**WRITTEN EXERCISE**
Retype the records that come next, word for word.

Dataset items
- - -

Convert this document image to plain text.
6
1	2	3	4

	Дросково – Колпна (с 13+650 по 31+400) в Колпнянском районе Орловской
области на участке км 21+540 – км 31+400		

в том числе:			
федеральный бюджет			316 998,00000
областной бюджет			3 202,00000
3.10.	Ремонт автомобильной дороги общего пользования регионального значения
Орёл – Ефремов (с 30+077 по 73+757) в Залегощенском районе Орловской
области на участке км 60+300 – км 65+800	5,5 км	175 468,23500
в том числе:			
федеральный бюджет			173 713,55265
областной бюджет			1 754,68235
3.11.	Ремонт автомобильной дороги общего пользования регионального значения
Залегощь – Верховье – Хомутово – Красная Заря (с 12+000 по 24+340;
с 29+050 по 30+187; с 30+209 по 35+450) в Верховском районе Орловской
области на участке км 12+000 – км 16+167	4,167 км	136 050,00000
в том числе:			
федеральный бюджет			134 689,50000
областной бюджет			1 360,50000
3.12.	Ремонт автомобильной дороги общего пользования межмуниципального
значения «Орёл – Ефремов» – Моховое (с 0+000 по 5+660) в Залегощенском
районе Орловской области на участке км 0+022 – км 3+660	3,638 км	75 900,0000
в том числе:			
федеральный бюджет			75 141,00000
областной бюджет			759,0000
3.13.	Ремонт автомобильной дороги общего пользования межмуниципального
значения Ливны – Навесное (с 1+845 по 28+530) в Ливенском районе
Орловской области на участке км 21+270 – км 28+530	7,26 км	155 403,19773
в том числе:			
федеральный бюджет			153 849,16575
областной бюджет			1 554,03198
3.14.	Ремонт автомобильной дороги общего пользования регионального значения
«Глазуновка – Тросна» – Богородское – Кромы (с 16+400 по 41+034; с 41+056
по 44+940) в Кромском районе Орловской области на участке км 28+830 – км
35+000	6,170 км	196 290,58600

- - -

**ANSWER TO THIS EXERCISE**
Convert this document image to plain text.
6
1	2	3	4

	Дросково – Колпна (с 13+650 по 31+400) в Колпнянском районе Орловской
области на участке км 21+540 – км 31+400		

в том числе:			
федеральный бюджет			316 998,00000
областной бюджет			3 202,00000
3.10.	Ремонт автомобильной дороги общего пользования регионального значения
Орёл – Ефремов (с 30+077 по 73+757) в Залегощенском районе Орловской
области на участке км 60+300 – км 65+800	5,5 км	175 468,23500
в том числе:			
федеральный бюджет			173 713,55265
областной бюджет			1 754,68235
3.11.	Ремонт автомобильной дороги общего пользования регионального значения
Залегощь – Верховье – Хомутово – Красная Заря (с 12+000 по 24+340;
с 29+050 по 30+187; с 30+209 по 35+450) в Верховском районе Орловской
области на участке км 12+000 – км 16+167	4,167 км	136 050,00000
в том числе:			
федеральный бюджет			134 689,50000
областной бюджет			1 360,50000
3.12.	Ремонт автомобильной дороги общего пользования межмуниципального
значения «Орёл – Ефремов» – Моховое (с 0+000 по 5+660) в Залегощенском
районе Орловской области на участке км 0+022 – км 3+660	3,638 км	75 900,0000
в том числе:			
федеральный бюджет			75 141,00000
областной бюджет			759,0000
3.13.	Ремонт автомобильной дороги общего пользования межмуниципального
значения Ливны – Навесное (с 1+845 по 28+530) в Ливенском районе
Орловской области на участке км 21+270 – км 28+530	7,26 км	155 403,19773
в том числе:			
федеральный бюджет			153 849,16575
областной бюджет			1 554,03198
3.14.	Ремонт автомобильной дороги общего пользования регионального значения
«Глазуновка – Тросна» – Богородское – Кромы (с 16+400 по 41+034; с 41+056
по 44+940) в Кромском районе Орловской области на участке км 28+830 – км
35+000	6,170 км	196 290,58600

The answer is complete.